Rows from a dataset
--------------------

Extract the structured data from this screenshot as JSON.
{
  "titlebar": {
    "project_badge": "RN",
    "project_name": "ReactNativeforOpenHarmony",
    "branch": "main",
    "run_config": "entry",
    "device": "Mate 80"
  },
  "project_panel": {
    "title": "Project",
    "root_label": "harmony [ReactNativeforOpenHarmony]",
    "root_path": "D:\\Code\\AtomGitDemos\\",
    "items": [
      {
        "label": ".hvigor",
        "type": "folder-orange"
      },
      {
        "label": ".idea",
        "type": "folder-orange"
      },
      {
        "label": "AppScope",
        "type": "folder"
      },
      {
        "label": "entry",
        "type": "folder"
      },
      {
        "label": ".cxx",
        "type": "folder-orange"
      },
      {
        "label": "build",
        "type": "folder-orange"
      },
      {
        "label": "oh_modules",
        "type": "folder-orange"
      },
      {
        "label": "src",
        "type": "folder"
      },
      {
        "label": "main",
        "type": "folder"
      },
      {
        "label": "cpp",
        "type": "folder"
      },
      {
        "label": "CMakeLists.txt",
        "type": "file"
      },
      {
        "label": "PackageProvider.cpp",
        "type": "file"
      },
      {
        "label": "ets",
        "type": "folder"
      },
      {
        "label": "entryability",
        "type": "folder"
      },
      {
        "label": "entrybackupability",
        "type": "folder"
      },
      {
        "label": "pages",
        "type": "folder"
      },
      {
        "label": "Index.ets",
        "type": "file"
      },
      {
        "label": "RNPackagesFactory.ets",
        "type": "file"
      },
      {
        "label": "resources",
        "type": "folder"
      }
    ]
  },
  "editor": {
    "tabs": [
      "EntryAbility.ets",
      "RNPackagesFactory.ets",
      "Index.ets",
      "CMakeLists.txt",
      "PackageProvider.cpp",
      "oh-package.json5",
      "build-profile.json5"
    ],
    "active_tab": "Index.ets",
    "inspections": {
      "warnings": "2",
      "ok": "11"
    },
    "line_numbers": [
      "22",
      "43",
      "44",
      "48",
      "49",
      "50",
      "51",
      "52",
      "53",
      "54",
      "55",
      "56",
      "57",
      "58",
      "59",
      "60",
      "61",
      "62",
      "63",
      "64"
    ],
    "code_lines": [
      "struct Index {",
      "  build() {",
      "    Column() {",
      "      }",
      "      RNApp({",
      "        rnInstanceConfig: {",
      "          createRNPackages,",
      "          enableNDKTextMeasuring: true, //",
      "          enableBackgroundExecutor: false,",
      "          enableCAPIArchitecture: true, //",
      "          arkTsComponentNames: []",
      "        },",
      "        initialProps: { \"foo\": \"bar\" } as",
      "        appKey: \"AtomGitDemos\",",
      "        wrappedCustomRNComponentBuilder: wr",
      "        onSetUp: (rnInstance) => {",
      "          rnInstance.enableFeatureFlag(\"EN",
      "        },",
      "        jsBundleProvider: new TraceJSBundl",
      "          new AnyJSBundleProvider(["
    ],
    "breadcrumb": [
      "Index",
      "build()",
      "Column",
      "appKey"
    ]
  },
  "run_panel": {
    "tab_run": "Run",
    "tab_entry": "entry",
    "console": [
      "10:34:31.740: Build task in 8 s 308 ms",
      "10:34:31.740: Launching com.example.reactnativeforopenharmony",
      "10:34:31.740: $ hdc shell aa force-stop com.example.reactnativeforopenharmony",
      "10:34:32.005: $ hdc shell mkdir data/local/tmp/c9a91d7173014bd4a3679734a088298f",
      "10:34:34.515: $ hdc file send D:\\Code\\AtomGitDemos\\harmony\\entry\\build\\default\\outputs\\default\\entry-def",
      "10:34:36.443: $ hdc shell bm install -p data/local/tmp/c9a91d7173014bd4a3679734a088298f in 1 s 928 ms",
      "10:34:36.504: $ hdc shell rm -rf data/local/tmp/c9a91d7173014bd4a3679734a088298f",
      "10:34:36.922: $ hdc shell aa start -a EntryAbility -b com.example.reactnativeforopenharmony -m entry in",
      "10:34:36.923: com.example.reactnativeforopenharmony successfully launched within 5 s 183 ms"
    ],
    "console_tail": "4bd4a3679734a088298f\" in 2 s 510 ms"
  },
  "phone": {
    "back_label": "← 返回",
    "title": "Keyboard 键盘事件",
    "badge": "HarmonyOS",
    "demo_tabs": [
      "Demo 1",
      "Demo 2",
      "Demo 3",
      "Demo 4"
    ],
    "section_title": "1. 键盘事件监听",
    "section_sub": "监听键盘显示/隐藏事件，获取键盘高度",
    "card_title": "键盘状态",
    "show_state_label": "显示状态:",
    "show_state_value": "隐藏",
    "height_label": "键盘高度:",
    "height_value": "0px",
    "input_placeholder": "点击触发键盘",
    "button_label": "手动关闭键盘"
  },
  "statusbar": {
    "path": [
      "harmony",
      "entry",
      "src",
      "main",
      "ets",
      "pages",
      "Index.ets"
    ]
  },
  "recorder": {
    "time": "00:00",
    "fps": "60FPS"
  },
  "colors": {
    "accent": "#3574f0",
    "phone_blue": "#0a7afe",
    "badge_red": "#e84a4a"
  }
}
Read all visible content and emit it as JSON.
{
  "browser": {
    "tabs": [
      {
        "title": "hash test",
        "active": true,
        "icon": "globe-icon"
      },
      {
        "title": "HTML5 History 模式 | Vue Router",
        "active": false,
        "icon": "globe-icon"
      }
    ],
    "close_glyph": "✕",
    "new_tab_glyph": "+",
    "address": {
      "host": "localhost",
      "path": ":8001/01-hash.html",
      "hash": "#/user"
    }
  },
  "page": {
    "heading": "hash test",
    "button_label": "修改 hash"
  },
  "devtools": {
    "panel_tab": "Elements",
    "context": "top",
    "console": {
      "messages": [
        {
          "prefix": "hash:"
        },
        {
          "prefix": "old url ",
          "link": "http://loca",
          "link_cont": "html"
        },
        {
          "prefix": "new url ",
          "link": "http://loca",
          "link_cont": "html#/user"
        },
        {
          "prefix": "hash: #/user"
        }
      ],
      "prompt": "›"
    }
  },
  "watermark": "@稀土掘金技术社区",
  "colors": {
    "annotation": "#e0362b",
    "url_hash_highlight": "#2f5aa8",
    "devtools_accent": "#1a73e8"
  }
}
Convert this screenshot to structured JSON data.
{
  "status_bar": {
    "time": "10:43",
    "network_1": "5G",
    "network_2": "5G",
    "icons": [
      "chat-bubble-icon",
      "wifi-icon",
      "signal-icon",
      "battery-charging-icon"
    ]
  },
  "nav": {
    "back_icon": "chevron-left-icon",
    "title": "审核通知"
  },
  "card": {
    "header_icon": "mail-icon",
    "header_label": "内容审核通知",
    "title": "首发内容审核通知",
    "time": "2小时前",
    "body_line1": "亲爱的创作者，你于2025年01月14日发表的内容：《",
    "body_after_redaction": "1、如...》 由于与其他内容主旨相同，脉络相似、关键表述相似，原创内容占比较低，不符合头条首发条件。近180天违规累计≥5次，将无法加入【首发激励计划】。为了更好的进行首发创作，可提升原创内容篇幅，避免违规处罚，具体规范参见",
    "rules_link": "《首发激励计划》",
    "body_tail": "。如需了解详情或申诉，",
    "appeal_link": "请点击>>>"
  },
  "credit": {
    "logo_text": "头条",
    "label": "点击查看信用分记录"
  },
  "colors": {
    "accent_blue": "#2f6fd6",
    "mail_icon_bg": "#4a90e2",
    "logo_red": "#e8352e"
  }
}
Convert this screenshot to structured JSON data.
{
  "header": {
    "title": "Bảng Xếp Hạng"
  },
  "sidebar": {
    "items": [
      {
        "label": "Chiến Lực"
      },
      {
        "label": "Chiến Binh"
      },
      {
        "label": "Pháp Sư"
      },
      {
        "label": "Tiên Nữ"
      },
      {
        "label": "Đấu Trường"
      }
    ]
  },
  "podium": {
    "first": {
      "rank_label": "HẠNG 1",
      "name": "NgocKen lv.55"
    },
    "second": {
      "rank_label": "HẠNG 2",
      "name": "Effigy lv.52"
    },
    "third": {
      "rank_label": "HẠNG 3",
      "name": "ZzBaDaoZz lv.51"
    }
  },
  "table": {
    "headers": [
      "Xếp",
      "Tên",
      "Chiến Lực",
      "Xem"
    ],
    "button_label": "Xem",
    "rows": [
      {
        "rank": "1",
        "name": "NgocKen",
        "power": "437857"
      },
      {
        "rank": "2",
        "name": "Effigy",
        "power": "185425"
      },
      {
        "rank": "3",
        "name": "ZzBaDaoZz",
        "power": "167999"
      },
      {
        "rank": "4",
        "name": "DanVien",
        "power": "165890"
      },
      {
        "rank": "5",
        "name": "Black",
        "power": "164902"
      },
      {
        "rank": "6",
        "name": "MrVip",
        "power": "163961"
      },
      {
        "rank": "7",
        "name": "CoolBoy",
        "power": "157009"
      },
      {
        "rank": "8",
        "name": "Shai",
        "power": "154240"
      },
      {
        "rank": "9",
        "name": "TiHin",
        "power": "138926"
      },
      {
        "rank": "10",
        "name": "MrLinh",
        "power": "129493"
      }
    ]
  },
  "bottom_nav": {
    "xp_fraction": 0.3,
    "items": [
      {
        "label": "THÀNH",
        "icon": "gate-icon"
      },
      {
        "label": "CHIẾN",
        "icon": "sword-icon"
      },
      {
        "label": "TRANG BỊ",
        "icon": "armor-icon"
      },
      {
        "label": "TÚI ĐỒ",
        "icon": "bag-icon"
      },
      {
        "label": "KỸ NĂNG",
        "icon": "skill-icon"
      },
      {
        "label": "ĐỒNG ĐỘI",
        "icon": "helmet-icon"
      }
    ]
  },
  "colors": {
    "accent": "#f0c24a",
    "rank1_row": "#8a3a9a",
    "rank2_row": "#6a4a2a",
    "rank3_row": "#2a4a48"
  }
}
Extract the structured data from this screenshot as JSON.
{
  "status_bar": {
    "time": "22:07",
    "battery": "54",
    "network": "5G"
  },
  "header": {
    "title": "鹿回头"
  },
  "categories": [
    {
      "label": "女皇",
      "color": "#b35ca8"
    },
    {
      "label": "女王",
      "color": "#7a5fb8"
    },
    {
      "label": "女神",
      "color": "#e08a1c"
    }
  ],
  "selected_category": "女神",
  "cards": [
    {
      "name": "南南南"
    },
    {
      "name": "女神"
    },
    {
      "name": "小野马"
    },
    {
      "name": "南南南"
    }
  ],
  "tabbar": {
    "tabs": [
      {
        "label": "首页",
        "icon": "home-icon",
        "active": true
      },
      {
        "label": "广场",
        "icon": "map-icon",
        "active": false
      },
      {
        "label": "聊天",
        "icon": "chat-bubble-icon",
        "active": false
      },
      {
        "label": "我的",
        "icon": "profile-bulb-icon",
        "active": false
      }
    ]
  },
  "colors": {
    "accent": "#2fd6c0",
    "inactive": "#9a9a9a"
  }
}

--------------------

**What is expected**: From the entries above, copy each line holding "RNPackagesFactory".

**Finished task**:
        "label": "RNPackagesFactory.ets",
      "RNPackagesFactory.ets",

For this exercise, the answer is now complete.